Task to complete: Look through the records and report how many lines include the word "search", with no other words.
--- BEGIN Available records ---
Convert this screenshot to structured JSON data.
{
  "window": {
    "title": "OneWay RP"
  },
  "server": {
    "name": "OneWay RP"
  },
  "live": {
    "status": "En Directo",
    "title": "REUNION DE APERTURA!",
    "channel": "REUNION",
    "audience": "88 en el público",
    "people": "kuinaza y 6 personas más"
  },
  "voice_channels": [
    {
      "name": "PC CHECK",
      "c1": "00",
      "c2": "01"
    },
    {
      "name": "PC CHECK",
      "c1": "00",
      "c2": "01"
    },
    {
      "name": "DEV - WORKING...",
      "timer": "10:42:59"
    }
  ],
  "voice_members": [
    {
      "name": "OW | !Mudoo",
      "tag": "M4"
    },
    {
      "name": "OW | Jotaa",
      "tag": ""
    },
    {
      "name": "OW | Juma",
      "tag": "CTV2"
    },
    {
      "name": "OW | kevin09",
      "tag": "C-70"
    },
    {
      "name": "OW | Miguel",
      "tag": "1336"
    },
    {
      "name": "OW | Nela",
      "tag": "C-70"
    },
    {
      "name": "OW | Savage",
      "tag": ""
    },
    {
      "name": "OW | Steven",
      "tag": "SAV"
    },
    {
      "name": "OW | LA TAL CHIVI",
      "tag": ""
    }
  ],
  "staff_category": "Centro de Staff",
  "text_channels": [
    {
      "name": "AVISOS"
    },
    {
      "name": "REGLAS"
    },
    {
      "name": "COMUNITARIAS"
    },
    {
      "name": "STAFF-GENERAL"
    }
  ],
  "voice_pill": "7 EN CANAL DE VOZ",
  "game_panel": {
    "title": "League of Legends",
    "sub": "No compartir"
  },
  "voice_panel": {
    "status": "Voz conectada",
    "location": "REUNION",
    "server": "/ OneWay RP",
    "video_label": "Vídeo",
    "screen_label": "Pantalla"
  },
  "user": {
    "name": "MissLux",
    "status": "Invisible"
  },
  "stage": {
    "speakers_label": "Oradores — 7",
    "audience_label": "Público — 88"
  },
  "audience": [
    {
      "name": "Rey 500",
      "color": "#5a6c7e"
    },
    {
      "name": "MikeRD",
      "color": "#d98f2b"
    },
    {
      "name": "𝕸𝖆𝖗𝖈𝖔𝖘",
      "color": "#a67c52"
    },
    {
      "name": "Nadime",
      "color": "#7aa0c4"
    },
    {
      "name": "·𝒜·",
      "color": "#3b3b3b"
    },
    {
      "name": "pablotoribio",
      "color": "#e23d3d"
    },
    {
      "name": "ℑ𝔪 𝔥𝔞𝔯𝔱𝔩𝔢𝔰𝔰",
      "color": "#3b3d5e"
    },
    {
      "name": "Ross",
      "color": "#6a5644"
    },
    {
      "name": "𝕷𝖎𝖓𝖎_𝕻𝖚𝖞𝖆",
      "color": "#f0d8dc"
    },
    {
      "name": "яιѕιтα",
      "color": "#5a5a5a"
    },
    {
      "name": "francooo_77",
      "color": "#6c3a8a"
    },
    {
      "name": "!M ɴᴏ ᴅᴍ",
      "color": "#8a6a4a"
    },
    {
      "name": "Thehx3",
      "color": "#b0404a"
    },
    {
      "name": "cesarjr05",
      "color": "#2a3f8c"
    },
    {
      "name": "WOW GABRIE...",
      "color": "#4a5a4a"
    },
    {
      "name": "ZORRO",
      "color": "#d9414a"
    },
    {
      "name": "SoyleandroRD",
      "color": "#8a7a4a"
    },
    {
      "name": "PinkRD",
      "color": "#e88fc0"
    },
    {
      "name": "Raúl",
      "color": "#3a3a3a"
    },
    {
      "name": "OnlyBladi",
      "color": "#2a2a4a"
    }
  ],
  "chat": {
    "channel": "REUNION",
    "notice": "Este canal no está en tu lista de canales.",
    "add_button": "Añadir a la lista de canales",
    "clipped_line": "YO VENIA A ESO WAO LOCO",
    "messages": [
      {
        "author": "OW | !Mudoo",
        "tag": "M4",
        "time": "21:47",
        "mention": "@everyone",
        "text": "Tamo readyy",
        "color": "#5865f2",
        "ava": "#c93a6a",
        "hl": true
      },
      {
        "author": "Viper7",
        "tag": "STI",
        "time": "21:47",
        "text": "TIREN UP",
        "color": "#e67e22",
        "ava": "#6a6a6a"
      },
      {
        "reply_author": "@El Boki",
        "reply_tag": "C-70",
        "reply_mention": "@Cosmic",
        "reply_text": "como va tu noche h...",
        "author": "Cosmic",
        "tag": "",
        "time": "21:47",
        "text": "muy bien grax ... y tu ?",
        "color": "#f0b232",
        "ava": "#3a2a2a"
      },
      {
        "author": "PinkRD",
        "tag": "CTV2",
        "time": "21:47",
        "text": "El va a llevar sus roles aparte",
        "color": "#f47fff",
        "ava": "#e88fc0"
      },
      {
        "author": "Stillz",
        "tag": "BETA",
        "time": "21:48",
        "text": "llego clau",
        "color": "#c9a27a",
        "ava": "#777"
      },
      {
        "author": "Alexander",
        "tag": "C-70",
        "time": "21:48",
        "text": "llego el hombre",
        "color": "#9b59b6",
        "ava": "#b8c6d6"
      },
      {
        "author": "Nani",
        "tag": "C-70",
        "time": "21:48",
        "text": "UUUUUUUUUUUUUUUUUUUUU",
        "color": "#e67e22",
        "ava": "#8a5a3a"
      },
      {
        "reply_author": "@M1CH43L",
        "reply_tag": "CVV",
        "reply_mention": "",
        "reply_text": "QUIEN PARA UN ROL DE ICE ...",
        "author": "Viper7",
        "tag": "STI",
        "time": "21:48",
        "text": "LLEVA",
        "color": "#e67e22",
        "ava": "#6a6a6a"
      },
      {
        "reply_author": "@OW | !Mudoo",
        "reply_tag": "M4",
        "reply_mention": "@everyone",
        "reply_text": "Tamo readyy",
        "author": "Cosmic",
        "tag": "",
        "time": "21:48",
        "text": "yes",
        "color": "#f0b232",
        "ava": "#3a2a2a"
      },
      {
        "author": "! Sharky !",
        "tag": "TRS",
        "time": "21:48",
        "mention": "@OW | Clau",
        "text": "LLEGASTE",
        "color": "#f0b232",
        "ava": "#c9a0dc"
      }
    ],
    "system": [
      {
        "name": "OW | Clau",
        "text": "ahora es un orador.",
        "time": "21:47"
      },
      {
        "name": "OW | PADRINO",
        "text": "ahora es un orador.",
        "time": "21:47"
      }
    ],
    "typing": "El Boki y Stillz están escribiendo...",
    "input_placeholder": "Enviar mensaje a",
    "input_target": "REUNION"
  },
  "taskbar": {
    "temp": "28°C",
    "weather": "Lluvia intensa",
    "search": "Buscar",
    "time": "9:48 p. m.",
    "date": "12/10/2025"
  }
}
--- END Available records ---
--- BEGIN Available records ---
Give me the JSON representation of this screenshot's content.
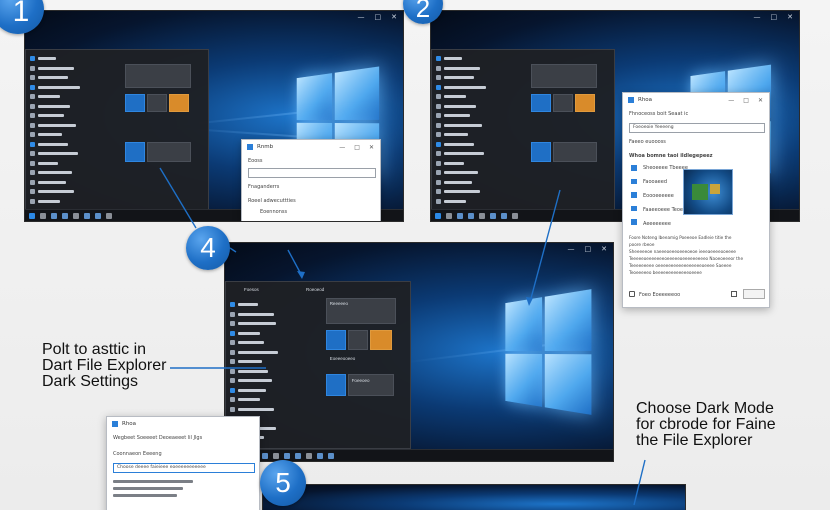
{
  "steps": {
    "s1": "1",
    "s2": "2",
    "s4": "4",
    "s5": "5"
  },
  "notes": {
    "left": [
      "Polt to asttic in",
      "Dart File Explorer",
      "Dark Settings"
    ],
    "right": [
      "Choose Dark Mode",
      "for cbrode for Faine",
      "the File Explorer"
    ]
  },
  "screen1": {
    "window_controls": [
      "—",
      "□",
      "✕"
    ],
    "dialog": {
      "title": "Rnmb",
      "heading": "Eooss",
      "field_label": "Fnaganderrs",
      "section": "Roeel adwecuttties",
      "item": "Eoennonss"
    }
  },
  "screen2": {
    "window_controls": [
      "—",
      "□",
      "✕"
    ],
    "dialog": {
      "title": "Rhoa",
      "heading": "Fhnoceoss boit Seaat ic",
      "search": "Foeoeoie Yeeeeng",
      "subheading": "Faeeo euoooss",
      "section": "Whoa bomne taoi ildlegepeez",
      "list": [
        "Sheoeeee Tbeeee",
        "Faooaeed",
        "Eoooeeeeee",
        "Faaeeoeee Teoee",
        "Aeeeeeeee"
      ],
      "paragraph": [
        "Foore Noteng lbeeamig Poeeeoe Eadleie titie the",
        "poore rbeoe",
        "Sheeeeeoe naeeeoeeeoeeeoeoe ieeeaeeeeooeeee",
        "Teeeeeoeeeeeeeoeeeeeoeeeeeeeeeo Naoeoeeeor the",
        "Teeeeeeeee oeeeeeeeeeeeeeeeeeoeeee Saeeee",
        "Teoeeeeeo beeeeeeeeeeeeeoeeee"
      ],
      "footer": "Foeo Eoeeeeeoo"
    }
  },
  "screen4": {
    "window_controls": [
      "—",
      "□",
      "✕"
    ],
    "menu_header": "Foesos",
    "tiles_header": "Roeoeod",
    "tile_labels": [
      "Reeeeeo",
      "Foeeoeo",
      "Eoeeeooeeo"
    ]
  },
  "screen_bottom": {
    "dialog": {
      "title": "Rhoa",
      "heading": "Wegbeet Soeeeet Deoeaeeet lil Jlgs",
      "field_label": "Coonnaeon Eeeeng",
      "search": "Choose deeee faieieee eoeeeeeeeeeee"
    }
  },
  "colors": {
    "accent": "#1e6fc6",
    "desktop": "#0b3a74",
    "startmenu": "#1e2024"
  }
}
--- END Available records ---
Reply to the exercise: 3